EXERCISE TASK:
Extract every record, exactly as written, and ignore the pictures.

RECORD EXTRACTS:
↓
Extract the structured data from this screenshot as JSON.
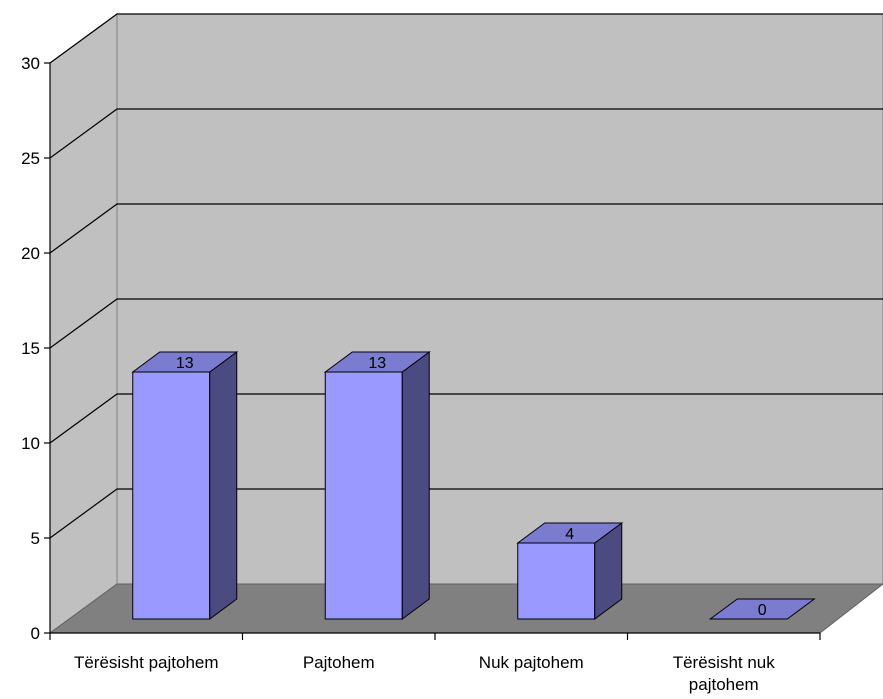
{
  "chart_data": {
    "type": "bar",
    "style": "3d-column",
    "categories": [
      "Tërësisht pajtohem",
      "Pajtohem",
      "Nuk pajtohem",
      "Tërësisht nuk pajtohem"
    ],
    "values": [
      13,
      13,
      4,
      0
    ],
    "data_labels": [
      "13",
      "13",
      "4",
      "0"
    ],
    "ylim": [
      0,
      30
    ],
    "yticks": [
      0,
      5,
      10,
      15,
      20,
      25,
      30
    ],
    "ytick_labels": [
      "0",
      "5",
      "10",
      "15",
      "20",
      "25",
      "30"
    ],
    "grid": true,
    "legend": "none",
    "colors": {
      "bar_front": "#9999ff",
      "bar_side": "#4b4b82",
      "bar_top": "#7b7bcf",
      "wall": "#c0c0c0",
      "floor": "#808080",
      "gridline": "#000000"
    }
  }
}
↑
SOLUTION TO THIS EXERCISE:
Extract the structured data from this screenshot as JSON.
{
  "chart_data": {
    "type": "bar",
    "style": "3d-column",
    "categories": [
      "Tërësisht pajtohem",
      "Pajtohem",
      "Nuk pajtohem",
      "Tërësisht nuk pajtohem"
    ],
    "values": [
      13,
      13,
      4,
      0
    ],
    "data_labels": [
      "13",
      "13",
      "4",
      "0"
    ],
    "ylim": [
      0,
      30
    ],
    "yticks": [
      0,
      5,
      10,
      15,
      20,
      25,
      30
    ],
    "ytick_labels": [
      "0",
      "5",
      "10",
      "15",
      "20",
      "25",
      "30"
    ],
    "grid": true,
    "legend": "none",
    "colors": {
      "bar_front": "#9999ff",
      "bar_side": "#4b4b82",
      "bar_top": "#7b7bcf",
      "wall": "#c0c0c0",
      "floor": "#808080",
      "gridline": "#000000"
    }
  }
}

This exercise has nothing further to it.